▶ WHAT THE TASK ASKS
Within the records that follow, find every line containing the string "value". Copy those lines.

---------- DATA SUPPLIED

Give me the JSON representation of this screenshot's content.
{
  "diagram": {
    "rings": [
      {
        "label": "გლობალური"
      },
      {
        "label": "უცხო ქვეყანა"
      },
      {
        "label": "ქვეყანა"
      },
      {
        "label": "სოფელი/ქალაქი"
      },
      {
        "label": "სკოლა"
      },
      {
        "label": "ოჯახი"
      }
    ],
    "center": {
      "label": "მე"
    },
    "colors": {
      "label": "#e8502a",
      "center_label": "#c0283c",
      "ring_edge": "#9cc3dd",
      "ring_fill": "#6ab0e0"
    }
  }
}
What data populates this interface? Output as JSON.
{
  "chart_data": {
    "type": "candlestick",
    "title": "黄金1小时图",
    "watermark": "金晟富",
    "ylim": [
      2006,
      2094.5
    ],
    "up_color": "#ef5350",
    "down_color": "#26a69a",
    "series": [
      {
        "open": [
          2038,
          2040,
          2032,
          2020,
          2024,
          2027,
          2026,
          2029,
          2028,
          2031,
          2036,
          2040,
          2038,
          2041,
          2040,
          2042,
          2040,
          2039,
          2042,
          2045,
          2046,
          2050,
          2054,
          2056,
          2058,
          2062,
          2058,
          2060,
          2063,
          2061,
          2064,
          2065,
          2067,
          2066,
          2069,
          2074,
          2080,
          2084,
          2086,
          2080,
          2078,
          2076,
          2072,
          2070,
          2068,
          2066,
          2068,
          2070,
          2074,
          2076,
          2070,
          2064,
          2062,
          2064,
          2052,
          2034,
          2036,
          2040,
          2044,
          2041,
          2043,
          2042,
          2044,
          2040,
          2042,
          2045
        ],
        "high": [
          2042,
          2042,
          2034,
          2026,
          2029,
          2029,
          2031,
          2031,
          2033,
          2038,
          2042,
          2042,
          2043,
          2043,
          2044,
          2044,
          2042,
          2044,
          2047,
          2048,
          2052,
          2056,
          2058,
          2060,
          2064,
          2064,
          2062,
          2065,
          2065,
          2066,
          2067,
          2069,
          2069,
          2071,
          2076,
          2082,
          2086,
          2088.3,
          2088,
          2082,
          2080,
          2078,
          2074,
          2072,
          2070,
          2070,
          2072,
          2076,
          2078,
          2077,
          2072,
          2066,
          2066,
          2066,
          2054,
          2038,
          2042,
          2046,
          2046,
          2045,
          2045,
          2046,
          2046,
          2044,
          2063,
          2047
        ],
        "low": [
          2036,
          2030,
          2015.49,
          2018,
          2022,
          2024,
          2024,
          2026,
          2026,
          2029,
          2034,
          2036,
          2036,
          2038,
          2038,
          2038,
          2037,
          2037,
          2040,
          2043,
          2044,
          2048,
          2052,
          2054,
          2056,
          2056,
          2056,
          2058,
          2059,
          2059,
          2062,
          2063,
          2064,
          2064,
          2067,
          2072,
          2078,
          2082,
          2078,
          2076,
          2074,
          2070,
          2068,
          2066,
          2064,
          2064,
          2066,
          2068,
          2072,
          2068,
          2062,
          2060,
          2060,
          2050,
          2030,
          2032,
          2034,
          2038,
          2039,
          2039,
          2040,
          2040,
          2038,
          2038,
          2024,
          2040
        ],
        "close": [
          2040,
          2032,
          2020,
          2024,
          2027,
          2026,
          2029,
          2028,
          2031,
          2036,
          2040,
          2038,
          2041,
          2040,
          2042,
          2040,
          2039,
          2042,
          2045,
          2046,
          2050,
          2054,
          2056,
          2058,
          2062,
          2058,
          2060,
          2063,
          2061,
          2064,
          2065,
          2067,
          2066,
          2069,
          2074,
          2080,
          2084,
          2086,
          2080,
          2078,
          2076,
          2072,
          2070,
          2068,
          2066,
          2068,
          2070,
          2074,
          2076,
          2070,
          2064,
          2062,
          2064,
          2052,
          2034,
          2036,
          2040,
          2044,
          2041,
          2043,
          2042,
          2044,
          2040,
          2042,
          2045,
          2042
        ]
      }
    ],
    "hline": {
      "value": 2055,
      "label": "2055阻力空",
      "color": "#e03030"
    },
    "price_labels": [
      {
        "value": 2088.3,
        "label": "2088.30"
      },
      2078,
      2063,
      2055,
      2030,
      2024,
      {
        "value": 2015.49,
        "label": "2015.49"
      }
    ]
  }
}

--------------------

▶ SOLUTION
      "value": 2055,
        "value": 2088.3,
        "value": 2015.49,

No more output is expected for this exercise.